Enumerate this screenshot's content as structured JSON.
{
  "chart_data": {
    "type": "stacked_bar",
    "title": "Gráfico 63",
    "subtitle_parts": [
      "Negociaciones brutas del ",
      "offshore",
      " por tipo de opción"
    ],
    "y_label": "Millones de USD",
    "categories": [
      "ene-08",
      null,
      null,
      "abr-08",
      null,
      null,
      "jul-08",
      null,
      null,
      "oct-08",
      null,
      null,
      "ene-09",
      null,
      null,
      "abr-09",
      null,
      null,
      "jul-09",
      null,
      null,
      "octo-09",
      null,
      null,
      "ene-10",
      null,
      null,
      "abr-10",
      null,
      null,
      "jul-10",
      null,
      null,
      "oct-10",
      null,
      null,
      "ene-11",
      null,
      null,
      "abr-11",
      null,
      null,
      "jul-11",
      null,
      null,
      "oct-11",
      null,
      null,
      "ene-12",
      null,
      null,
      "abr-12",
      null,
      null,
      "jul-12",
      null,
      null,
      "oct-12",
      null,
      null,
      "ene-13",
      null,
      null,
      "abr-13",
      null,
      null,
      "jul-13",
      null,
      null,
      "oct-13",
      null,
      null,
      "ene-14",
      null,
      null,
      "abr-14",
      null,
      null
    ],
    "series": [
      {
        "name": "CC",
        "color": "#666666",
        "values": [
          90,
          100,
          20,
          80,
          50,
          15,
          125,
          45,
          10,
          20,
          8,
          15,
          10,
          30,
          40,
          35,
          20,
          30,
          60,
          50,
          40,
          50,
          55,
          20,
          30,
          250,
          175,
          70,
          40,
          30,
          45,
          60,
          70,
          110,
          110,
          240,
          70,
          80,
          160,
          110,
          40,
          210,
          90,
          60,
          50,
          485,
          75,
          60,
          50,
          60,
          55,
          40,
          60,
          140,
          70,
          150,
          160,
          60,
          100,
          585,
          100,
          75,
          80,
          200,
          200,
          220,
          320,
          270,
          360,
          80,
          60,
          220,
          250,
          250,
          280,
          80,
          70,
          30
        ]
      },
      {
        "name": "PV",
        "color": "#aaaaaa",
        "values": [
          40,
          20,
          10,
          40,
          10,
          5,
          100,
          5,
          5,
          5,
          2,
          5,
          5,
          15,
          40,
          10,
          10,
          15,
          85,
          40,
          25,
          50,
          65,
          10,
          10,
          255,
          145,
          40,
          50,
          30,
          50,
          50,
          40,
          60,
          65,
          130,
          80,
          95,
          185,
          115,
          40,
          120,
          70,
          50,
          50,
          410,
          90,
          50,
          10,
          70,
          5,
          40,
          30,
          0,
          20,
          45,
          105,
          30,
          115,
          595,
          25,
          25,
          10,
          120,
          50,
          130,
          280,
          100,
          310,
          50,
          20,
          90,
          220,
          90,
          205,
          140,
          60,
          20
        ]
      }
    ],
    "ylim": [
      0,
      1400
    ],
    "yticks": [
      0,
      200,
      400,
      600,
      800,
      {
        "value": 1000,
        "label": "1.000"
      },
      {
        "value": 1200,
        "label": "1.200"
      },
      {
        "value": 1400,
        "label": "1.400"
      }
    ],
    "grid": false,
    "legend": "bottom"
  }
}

▶ [THE TASK] Print the material once more, exactly.

▶ [EXPECTED OUTPUT]
Enumerate this screenshot's content as structured JSON.
{
  "chart_data": {
    "type": "stacked_bar",
    "title": "Gráfico 63",
    "subtitle_parts": [
      "Negociaciones brutas del ",
      "offshore",
      " por tipo de opción"
    ],
    "y_label": "Millones de USD",
    "categories": [
      "ene-08",
      null,
      null,
      "abr-08",
      null,
      null,
      "jul-08",
      null,
      null,
      "oct-08",
      null,
      null,
      "ene-09",
      null,
      null,
      "abr-09",
      null,
      null,
      "jul-09",
      null,
      null,
      "octo-09",
      null,
      null,
      "ene-10",
      null,
      null,
      "abr-10",
      null,
      null,
      "jul-10",
      null,
      null,
      "oct-10",
      null,
      null,
      "ene-11",
      null,
      null,
      "abr-11",
      null,
      null,
      "jul-11",
      null,
      null,
      "oct-11",
      null,
      null,
      "ene-12",
      null,
      null,
      "abr-12",
      null,
      null,
      "jul-12",
      null,
      null,
      "oct-12",
      null,
      null,
      "ene-13",
      null,
      null,
      "abr-13",
      null,
      null,
      "jul-13",
      null,
      null,
      "oct-13",
      null,
      null,
      "ene-14",
      null,
      null,
      "abr-14",
      null,
      null
    ],
    "series": [
      {
        "name": "CC",
        "color": "#666666",
        "values": [
          90,
          100,
          20,
          80,
          50,
          15,
          125,
          45,
          10,
          20,
          8,
          15,
          10,
          30,
          40,
          35,
          20,
          30,
          60,
          50,
          40,
          50,
          55,
          20,
          30,
          250,
          175,
          70,
          40,
          30,
          45,
          60,
          70,
          110,
          110,
          240,
          70,
          80,
          160,
          110,
          40,
          210,
          90,
          60,
          50,
          485,
          75,
          60,
          50,
          60,
          55,
          40,
          60,
          140,
          70,
          150,
          160,
          60,
          100,
          585,
          100,
          75,
          80,
          200,
          200,
          220,
          320,
          270,
          360,
          80,
          60,
          220,
          250,
          250,
          280,
          80,
          70,
          30
        ]
      },
      {
        "name": "PV",
        "color": "#aaaaaa",
        "values": [
          40,
          20,
          10,
          40,
          10,
          5,
          100,
          5,
          5,
          5,
          2,
          5,
          5,
          15,
          40,
          10,
          10,
          15,
          85,
          40,
          25,
          50,
          65,
          10,
          10,
          255,
          145,
          40,
          50,
          30,
          50,
          50,
          40,
          60,
          65,
          130,
          80,
          95,
          185,
          115,
          40,
          120,
          70,
          50,
          50,
          410,
          90,
          50,
          10,
          70,
          5,
          40,
          30,
          0,
          20,
          45,
          105,
          30,
          115,
          595,
          25,
          25,
          10,
          120,
          50,
          130,
          280,
          100,
          310,
          50,
          20,
          90,
          220,
          90,
          205,
          140,
          60,
          20
        ]
      }
    ],
    "ylim": [
      0,
      1400
    ],
    "yticks": [
      0,
      200,
      400,
      600,
      800,
      {
        "value": 1000,
        "label": "1.000"
      },
      {
        "value": 1200,
        "label": "1.200"
      },
      {
        "value": 1400,
        "label": "1.400"
      }
    ],
    "grid": false,
    "legend": "bottom"
  }
}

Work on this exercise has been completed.